→ **Problem requirements**
Quote the listing below in its entirety.

→ **Input records**

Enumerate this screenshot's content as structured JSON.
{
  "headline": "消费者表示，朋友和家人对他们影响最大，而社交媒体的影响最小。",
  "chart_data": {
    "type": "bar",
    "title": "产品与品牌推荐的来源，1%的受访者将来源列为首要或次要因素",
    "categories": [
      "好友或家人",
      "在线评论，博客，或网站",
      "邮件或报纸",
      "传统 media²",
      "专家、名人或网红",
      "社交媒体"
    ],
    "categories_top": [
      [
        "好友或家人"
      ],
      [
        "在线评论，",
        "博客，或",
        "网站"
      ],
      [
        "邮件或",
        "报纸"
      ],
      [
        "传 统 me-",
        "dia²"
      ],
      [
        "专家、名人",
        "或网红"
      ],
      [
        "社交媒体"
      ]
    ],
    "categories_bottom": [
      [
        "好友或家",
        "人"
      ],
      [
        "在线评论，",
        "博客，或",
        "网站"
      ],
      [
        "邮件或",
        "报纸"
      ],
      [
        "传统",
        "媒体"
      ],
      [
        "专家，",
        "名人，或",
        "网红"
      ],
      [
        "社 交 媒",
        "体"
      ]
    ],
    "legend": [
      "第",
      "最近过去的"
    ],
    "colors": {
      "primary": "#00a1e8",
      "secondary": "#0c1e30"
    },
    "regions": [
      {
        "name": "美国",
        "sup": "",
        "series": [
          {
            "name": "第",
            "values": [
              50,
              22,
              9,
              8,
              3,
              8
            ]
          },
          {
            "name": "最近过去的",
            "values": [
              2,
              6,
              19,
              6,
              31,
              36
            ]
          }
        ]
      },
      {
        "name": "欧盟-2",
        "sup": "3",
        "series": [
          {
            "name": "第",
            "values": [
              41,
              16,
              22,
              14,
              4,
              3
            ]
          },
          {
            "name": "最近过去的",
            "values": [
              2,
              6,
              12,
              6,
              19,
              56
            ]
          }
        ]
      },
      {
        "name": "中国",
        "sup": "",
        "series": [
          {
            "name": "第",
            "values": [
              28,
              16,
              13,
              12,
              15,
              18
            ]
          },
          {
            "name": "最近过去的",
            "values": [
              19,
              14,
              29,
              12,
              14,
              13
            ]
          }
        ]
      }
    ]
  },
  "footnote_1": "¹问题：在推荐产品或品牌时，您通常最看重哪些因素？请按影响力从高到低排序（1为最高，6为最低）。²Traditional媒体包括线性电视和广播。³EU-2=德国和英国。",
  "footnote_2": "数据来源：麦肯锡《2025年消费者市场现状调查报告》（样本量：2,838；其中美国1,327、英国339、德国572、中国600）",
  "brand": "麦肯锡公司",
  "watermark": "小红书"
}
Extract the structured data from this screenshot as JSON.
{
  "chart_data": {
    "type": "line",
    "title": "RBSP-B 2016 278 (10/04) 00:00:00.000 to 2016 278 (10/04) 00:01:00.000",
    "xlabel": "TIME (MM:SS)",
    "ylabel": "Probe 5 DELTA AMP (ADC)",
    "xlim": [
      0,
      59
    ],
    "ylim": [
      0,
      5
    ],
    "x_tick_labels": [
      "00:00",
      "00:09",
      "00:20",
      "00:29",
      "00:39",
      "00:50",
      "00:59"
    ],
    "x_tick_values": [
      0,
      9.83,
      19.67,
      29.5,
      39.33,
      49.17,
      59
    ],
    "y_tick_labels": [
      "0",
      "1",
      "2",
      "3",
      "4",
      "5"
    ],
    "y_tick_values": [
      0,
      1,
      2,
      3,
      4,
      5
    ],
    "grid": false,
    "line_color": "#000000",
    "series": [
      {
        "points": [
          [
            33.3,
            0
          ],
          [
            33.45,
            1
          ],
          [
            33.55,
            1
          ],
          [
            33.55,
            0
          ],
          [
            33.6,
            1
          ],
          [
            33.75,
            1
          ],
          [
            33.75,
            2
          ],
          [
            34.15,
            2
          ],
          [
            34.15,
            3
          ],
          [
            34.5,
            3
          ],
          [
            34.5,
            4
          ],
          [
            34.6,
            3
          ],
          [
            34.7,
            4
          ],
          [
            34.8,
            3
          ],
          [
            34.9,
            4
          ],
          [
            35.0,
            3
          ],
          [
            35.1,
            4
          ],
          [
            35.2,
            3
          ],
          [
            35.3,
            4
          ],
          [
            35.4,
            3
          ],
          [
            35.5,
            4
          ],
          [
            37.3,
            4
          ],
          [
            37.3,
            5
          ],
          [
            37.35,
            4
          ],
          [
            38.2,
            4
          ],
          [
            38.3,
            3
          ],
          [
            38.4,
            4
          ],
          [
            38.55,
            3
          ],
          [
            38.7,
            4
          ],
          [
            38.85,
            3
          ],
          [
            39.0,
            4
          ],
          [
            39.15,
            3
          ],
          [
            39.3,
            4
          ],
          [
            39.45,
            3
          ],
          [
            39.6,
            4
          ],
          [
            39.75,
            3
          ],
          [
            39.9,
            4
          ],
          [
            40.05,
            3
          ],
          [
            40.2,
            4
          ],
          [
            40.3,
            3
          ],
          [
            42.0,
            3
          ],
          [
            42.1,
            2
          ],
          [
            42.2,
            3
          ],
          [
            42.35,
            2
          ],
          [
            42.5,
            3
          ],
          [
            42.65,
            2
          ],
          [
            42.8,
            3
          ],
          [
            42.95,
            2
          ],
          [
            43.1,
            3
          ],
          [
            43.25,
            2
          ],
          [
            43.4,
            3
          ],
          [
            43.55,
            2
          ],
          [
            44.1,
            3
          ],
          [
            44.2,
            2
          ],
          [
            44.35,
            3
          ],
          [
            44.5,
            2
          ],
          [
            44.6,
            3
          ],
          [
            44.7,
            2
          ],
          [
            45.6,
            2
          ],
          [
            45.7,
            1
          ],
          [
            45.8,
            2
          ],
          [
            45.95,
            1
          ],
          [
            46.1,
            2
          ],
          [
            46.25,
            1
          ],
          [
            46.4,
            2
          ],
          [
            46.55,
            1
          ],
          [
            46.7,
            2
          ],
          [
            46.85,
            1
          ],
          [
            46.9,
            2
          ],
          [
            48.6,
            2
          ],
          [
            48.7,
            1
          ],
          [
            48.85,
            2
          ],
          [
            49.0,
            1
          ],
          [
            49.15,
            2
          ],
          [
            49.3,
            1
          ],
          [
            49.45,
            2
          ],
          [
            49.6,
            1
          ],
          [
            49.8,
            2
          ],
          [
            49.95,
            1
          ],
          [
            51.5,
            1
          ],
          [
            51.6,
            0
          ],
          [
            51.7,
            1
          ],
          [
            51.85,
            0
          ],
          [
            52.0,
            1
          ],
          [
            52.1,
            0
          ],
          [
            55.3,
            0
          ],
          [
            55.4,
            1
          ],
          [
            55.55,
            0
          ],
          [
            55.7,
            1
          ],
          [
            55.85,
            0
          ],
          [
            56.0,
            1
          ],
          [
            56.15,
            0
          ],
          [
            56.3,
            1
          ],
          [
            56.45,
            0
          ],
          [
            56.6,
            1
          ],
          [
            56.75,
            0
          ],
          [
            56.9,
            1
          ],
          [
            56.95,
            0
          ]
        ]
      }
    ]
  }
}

→ **Exercise response**
Enumerate this screenshot's content as structured JSON.
{
  "headline": "消费者表示，朋友和家人对他们影响最大，而社交媒体的影响最小。",
  "chart_data": {
    "type": "bar",
    "title": "产品与品牌推荐的来源，1%的受访者将来源列为首要或次要因素",
    "categories": [
      "好友或家人",
      "在线评论，博客，或网站",
      "邮件或报纸",
      "传统 media²",
      "专家、名人或网红",
      "社交媒体"
    ],
    "categories_top": [
      [
        "好友或家人"
      ],
      [
        "在线评论，",
        "博客，或",
        "网站"
      ],
      [
        "邮件或",
        "报纸"
      ],
      [
        "传 统 me-",
        "dia²"
      ],
      [
        "专家、名人",
        "或网红"
      ],
      [
        "社交媒体"
      ]
    ],
    "categories_bottom": [
      [
        "好友或家",
        "人"
      ],
      [
        "在线评论，",
        "博客，或",
        "网站"
      ],
      [
        "邮件或",
        "报纸"
      ],
      [
        "传统",
        "媒体"
      ],
      [
        "专家，",
        "名人，或",
        "网红"
      ],
      [
        "社 交 媒",
        "体"
      ]
    ],
    "legend": [
      "第",
      "最近过去的"
    ],
    "colors": {
      "primary": "#00a1e8",
      "secondary": "#0c1e30"
    },
    "regions": [
      {
        "name": "美国",
        "sup": "",
        "series": [
          {
            "name": "第",
            "values": [
              50,
              22,
              9,
              8,
              3,
              8
            ]
          },
          {
            "name": "最近过去的",
            "values": [
              2,
              6,
              19,
              6,
              31,
              36
            ]
          }
        ]
      },
      {
        "name": "欧盟-2",
        "sup": "3",
        "series": [
          {
            "name": "第",
            "values": [
              41,
              16,
              22,
              14,
              4,
              3
            ]
          },
          {
            "name": "最近过去的",
            "values": [
              2,
              6,
              12,
              6,
              19,
              56
            ]
          }
        ]
      },
      {
        "name": "中国",
        "sup": "",
        "series": [
          {
            "name": "第",
            "values": [
              28,
              16,
              13,
              12,
              15,
              18
            ]
          },
          {
            "name": "最近过去的",
            "values": [
              19,
              14,
              29,
              12,
              14,
              13
            ]
          }
        ]
      }
    ]
  },
  "footnote_1": "¹问题：在推荐产品或品牌时，您通常最看重哪些因素？请按影响力从高到低排序（1为最高，6为最低）。²Traditional媒体包括线性电视和广播。³EU-2=德国和英国。",
  "footnote_2": "数据来源：麦肯锡《2025年消费者市场现状调查报告》（样本量：2,838；其中美国1,327、英国339、德国572、中国600）",
  "brand": "麦肯锡公司",
  "watermark": "小红书"
}
Extract the structured data from this screenshot as JSON.
{
  "chart_data": {
    "type": "line",
    "title": "RBSP-B 2016 278 (10/04) 00:00:00.000 to 2016 278 (10/04) 00:01:00.000",
    "xlabel": "TIME (MM:SS)",
    "ylabel": "Probe 5 DELTA AMP (ADC)",
    "xlim": [
      0,
      59
    ],
    "ylim": [
      0,
      5
    ],
    "x_tick_labels": [
      "00:00",
      "00:09",
      "00:20",
      "00:29",
      "00:39",
      "00:50",
      "00:59"
    ],
    "x_tick_values": [
      0,
      9.83,
      19.67,
      29.5,
      39.33,
      49.17,
      59
    ],
    "y_tick_labels": [
      "0",
      "1",
      "2",
      "3",
      "4",
      "5"
    ],
    "y_tick_values": [
      0,
      1,
      2,
      3,
      4,
      5
    ],
    "grid": false,
    "line_color": "#000000",
    "series": [
      {
        "points": [
          [
            33.3,
            0
          ],
          [
            33.45,
            1
          ],
          [
            33.55,
            1
          ],
          [
            33.55,
            0
          ],
          [
            33.6,
            1
          ],
          [
            33.75,
            1
          ],
          [
            33.75,
            2
          ],
          [
            34.15,
            2
          ],
          [
            34.15,
            3
          ],
          [
            34.5,
            3
          ],
          [
            34.5,
            4
          ],
          [
            34.6,
            3
          ],
          [
            34.7,
            4
          ],
          [
            34.8,
            3
          ],
          [
            34.9,
            4
          ],
          [
            35.0,
            3
          ],
          [
            35.1,
            4
          ],
          [
            35.2,
            3
          ],
          [
            35.3,
            4
          ],
          [
            35.4,
            3
          ],
          [
            35.5,
            4
          ],
          [
            37.3,
            4
          ],
          [
            37.3,
            5
          ],
          [
            37.35,
            4
          ],
          [
            38.2,
            4
          ],
          [
            38.3,
            3
          ],
          [
            38.4,
            4
          ],
          [
            38.55,
            3
          ],
          [
            38.7,
            4
          ],
          [
            38.85,
            3
          ],
          [
            39.0,
            4
          ],
          [
            39.15,
            3
          ],
          [
            39.3,
            4
          ],
          [
            39.45,
            3
          ],
          [
            39.6,
            4
          ],
          [
            39.75,
            3
          ],
          [
            39.9,
            4
          ],
          [
            40.05,
            3
          ],
          [
            40.2,
            4
          ],
          [
            40.3,
            3
          ],
          [
            42.0,
            3
          ],
          [
            42.1,
            2
          ],
          [
            42.2,
            3
          ],
          [
            42.35,
            2
          ],
          [
            42.5,
            3
          ],
          [
            42.65,
            2
          ],
          [
            42.8,
            3
          ],
          [
            42.95,
            2
          ],
          [
            43.1,
            3
          ],
          [
            43.25,
            2
          ],
          [
            43.4,
            3
          ],
          [
            43.55,
            2
          ],
          [
            44.1,
            3
          ],
          [
            44.2,
            2
          ],
          [
            44.35,
            3
          ],
          [
            44.5,
            2
          ],
          [
            44.6,
            3
          ],
          [
            44.7,
            2
          ],
          [
            45.6,
            2
          ],
          [
            45.7,
            1
          ],
          [
            45.8,
            2
          ],
          [
            45.95,
            1
          ],
          [
            46.1,
            2
          ],
          [
            46.25,
            1
          ],
          [
            46.4,
            2
          ],
          [
            46.55,
            1
          ],
          [
            46.7,
            2
          ],
          [
            46.85,
            1
          ],
          [
            46.9,
            2
          ],
          [
            48.6,
            2
          ],
          [
            48.7,
            1
          ],
          [
            48.85,
            2
          ],
          [
            49.0,
            1
          ],
          [
            49.15,
            2
          ],
          [
            49.3,
            1
          ],
          [
            49.45,
            2
          ],
          [
            49.6,
            1
          ],
          [
            49.8,
            2
          ],
          [
            49.95,
            1
          ],
          [
            51.5,
            1
          ],
          [
            51.6,
            0
          ],
          [
            51.7,
            1
          ],
          [
            51.85,
            0
          ],
          [
            52.0,
            1
          ],
          [
            52.1,
            0
          ],
          [
            55.3,
            0
          ],
          [
            55.4,
            1
          ],
          [
            55.55,
            0
          ],
          [
            55.7,
            1
          ],
          [
            55.85,
            0
          ],
          [
            56.0,
            1
          ],
          [
            56.15,
            0
          ],
          [
            56.3,
            1
          ],
          [
            56.45,
            0
          ],
          [
            56.6,
            1
          ],
          [
            56.75,
            0
          ],
          [
            56.9,
            1
          ],
          [
            56.95,
            0
          ]
        ]
      }
    ]
  }
}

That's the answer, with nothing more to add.